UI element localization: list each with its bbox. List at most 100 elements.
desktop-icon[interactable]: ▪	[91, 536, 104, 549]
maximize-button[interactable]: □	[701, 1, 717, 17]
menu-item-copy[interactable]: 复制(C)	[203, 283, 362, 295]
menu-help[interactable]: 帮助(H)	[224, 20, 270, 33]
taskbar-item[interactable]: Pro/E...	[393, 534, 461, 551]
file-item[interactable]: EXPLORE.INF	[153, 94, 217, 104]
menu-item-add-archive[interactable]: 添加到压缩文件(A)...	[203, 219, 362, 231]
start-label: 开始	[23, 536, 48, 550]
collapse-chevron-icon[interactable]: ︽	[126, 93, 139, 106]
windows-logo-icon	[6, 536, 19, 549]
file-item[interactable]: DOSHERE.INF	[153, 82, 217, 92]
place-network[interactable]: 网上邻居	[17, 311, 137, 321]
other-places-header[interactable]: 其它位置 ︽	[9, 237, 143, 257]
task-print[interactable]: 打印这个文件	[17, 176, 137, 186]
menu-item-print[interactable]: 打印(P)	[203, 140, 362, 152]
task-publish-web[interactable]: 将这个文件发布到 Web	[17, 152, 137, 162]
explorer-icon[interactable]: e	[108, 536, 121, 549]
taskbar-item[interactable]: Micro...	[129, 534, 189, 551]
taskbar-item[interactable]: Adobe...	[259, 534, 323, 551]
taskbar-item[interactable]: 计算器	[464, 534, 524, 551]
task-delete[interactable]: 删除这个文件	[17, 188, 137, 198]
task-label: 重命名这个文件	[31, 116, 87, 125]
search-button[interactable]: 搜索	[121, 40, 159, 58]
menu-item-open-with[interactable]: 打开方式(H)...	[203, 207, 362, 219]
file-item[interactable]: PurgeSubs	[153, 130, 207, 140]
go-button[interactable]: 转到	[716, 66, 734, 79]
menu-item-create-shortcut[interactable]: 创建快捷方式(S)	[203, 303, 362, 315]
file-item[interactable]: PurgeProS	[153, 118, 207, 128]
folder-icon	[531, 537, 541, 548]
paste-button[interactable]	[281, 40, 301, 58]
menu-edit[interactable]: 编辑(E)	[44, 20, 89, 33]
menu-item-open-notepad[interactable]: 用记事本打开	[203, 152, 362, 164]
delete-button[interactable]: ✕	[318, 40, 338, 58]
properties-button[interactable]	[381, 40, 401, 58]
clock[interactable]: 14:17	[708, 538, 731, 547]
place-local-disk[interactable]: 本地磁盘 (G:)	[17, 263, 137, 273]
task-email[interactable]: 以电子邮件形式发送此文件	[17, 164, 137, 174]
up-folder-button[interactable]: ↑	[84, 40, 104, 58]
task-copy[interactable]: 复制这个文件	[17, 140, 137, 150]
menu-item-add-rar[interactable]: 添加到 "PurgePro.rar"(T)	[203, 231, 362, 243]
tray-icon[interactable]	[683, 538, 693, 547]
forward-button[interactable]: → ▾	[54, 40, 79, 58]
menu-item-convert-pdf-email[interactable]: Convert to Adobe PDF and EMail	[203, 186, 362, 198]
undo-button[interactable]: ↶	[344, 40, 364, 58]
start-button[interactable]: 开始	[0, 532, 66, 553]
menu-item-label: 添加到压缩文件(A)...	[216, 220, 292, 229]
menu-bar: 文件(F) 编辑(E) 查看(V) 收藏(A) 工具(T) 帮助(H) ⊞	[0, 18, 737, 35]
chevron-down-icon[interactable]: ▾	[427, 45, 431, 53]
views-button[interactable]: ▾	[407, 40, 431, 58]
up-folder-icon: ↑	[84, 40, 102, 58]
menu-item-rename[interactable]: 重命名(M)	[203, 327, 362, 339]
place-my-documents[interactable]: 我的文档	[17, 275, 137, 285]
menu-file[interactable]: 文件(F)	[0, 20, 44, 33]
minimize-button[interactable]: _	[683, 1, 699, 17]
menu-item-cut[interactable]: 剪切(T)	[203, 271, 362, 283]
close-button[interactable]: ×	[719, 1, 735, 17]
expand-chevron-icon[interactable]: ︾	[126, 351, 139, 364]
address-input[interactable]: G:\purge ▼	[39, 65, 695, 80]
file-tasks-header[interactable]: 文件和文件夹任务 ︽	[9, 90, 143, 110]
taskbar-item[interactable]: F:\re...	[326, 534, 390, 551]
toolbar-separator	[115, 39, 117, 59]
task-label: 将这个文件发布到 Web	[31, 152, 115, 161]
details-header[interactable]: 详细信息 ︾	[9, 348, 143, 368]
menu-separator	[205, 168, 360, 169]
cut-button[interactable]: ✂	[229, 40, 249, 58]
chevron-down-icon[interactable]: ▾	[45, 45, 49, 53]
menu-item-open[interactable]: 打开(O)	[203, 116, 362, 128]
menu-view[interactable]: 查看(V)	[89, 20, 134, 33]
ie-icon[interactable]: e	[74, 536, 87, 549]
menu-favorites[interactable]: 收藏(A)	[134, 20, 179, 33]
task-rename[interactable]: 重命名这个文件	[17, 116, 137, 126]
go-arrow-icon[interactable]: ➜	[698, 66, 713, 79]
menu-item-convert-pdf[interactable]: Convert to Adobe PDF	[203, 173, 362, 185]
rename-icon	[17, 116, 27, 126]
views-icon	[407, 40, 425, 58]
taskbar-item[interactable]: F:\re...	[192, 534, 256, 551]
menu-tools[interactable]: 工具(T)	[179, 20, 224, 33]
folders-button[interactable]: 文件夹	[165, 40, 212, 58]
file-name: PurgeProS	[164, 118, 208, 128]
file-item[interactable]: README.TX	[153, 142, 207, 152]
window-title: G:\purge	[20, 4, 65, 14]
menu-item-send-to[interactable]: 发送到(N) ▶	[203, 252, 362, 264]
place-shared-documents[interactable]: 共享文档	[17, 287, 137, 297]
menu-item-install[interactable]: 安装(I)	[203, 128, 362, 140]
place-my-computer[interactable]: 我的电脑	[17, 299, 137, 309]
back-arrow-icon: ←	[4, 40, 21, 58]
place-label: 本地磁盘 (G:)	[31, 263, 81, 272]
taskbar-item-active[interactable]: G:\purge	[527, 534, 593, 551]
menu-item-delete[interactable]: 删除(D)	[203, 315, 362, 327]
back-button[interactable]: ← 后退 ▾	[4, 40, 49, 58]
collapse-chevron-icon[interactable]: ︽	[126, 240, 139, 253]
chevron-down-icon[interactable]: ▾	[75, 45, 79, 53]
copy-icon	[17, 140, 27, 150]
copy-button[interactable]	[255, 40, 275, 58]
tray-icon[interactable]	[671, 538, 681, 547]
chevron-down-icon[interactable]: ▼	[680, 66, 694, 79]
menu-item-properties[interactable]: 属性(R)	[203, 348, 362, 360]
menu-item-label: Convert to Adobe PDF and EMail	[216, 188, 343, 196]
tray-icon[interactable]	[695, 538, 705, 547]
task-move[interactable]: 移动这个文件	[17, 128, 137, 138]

▬▬▬▬▬▬▬▬▬▬

▶ _EXERCISE_
Reproduce each row above character for character, without changing a single line.

▶ _REPLY TO THE EXERCISE_
UI element localization: list each with its bbox. List at most 100 elements.
desktop-icon[interactable]: ▪	[91, 536, 104, 549]
maximize-button[interactable]: □	[701, 1, 717, 17]
menu-item-copy[interactable]: 复制(C)	[203, 283, 362, 295]
menu-help[interactable]: 帮助(H)	[224, 20, 270, 33]
taskbar-item[interactable]: Pro/E...	[393, 534, 461, 551]
file-item[interactable]: EXPLORE.INF	[153, 94, 217, 104]
menu-item-add-archive[interactable]: 添加到压缩文件(A)...	[203, 219, 362, 231]
start-label: 开始	[23, 536, 48, 550]
collapse-chevron-icon[interactable]: ︽	[126, 93, 139, 106]
windows-logo-icon	[6, 536, 19, 549]
file-item[interactable]: DOSHERE.INF	[153, 82, 217, 92]
place-network[interactable]: 网上邻居	[17, 311, 137, 321]
other-places-header[interactable]: 其它位置 ︽	[9, 237, 143, 257]
task-print[interactable]: 打印这个文件	[17, 176, 137, 186]
menu-item-print[interactable]: 打印(P)	[203, 140, 362, 152]
task-publish-web[interactable]: 将这个文件发布到 Web	[17, 152, 137, 162]
explorer-icon[interactable]: e	[108, 536, 121, 549]
taskbar-item[interactable]: Micro...	[129, 534, 189, 551]
taskbar-item[interactable]: Adobe...	[259, 534, 323, 551]
taskbar-item[interactable]: 计算器	[464, 534, 524, 551]
task-delete[interactable]: 删除这个文件	[17, 188, 137, 198]
task-label: 重命名这个文件	[31, 116, 87, 125]
search-button[interactable]: 搜索	[121, 40, 159, 58]
menu-item-open-with[interactable]: 打开方式(H)...	[203, 207, 362, 219]
file-item[interactable]: PurgeSubs	[153, 130, 207, 140]
go-button[interactable]: 转到	[716, 66, 734, 79]
menu-item-create-shortcut[interactable]: 创建快捷方式(S)	[203, 303, 362, 315]
file-item[interactable]: PurgeProS	[153, 118, 207, 128]
folder-icon	[531, 537, 541, 548]
paste-button[interactable]	[281, 40, 301, 58]
menu-edit[interactable]: 编辑(E)	[44, 20, 89, 33]
menu-item-open-notepad[interactable]: 用记事本打开	[203, 152, 362, 164]
delete-button[interactable]: ✕	[318, 40, 338, 58]
properties-button[interactable]	[381, 40, 401, 58]
clock[interactable]: 14:17	[708, 538, 731, 547]
place-local-disk[interactable]: 本地磁盘 (G:)	[17, 263, 137, 273]
task-email[interactable]: 以电子邮件形式发送此文件	[17, 164, 137, 174]
up-folder-button[interactable]: ↑	[84, 40, 104, 58]
task-copy[interactable]: 复制这个文件	[17, 140, 137, 150]
menu-item-add-rar[interactable]: 添加到 "PurgePro.rar"(T)	[203, 231, 362, 243]
tray-icon[interactable]	[683, 538, 693, 547]
forward-button[interactable]: → ▾	[54, 40, 79, 58]
menu-item-convert-pdf-email[interactable]: Convert to Adobe PDF and EMail	[203, 186, 362, 198]
undo-button[interactable]: ↶	[344, 40, 364, 58]
start-button[interactable]: 开始	[0, 532, 66, 553]
menu-item-label: 添加到压缩文件(A)...	[216, 220, 292, 229]
menu-bar: 文件(F) 编辑(E) 查看(V) 收藏(A) 工具(T) 帮助(H) ⊞	[0, 18, 737, 35]
chevron-down-icon[interactable]: ▾	[427, 45, 431, 53]
views-button[interactable]: ▾	[407, 40, 431, 58]
up-folder-icon: ↑	[84, 40, 102, 58]
menu-item-rename[interactable]: 重命名(M)	[203, 327, 362, 339]
place-my-documents[interactable]: 我的文档	[17, 275, 137, 285]
menu-file[interactable]: 文件(F)	[0, 20, 44, 33]
minimize-button[interactable]: _	[683, 1, 699, 17]
menu-item-cut[interactable]: 剪切(T)	[203, 271, 362, 283]
close-button[interactable]: ×	[719, 1, 735, 17]
expand-chevron-icon[interactable]: ︾	[126, 351, 139, 364]
address-input[interactable]: G:\purge ▼	[39, 65, 695, 80]
file-tasks-header[interactable]: 文件和文件夹任务 ︽	[9, 90, 143, 110]
taskbar-item[interactable]: F:\re...	[326, 534, 390, 551]
toolbar-separator	[115, 39, 117, 59]
task-label: 将这个文件发布到 Web	[31, 152, 115, 161]
details-header[interactable]: 详细信息 ︾	[9, 348, 143, 368]
menu-separator	[205, 168, 360, 169]
cut-button[interactable]: ✂	[229, 40, 249, 58]
chevron-down-icon[interactable]: ▾	[45, 45, 49, 53]
menu-item-open[interactable]: 打开(O)	[203, 116, 362, 128]
menu-view[interactable]: 查看(V)	[89, 20, 134, 33]
ie-icon[interactable]: e	[74, 536, 87, 549]
menu-favorites[interactable]: 收藏(A)	[134, 20, 179, 33]
task-rename[interactable]: 重命名这个文件	[17, 116, 137, 126]
go-arrow-icon[interactable]: ➜	[698, 66, 713, 79]
menu-item-convert-pdf[interactable]: Convert to Adobe PDF	[203, 173, 362, 185]
rename-icon	[17, 116, 27, 126]
views-icon	[407, 40, 425, 58]
taskbar-item[interactable]: F:\re...	[192, 534, 256, 551]
menu-tools[interactable]: 工具(T)	[179, 20, 224, 33]
folders-button[interactable]: 文件夹	[165, 40, 212, 58]
file-name: PurgeProS	[164, 118, 208, 128]
file-item[interactable]: README.TX	[153, 142, 207, 152]
window-title: G:\purge	[20, 4, 65, 14]
menu-item-send-to[interactable]: 发送到(N) ▶	[203, 252, 362, 264]
place-shared-documents[interactable]: 共享文档	[17, 287, 137, 297]
menu-item-install[interactable]: 安装(I)	[203, 128, 362, 140]
place-my-computer[interactable]: 我的电脑	[17, 299, 137, 309]
back-arrow-icon: ←	[4, 40, 21, 58]
place-label: 本地磁盘 (G:)	[31, 263, 81, 272]
taskbar-item-active[interactable]: G:\purge	[527, 534, 593, 551]
menu-item-delete[interactable]: 删除(D)	[203, 315, 362, 327]
back-button[interactable]: ← 后退 ▾	[4, 40, 49, 58]
collapse-chevron-icon[interactable]: ︽	[126, 240, 139, 253]
chevron-down-icon[interactable]: ▾	[75, 45, 79, 53]
copy-icon	[17, 140, 27, 150]
copy-button[interactable]	[255, 40, 275, 58]
tray-icon[interactable]	[671, 538, 681, 547]
chevron-down-icon[interactable]: ▼	[680, 66, 694, 79]
menu-item-properties[interactable]: 属性(R)	[203, 348, 362, 360]
menu-item-label: Convert to Adobe PDF and EMail	[216, 188, 343, 196]
tray-icon[interactable]	[695, 538, 705, 547]
task-move[interactable]: 移动这个文件	[17, 128, 137, 138]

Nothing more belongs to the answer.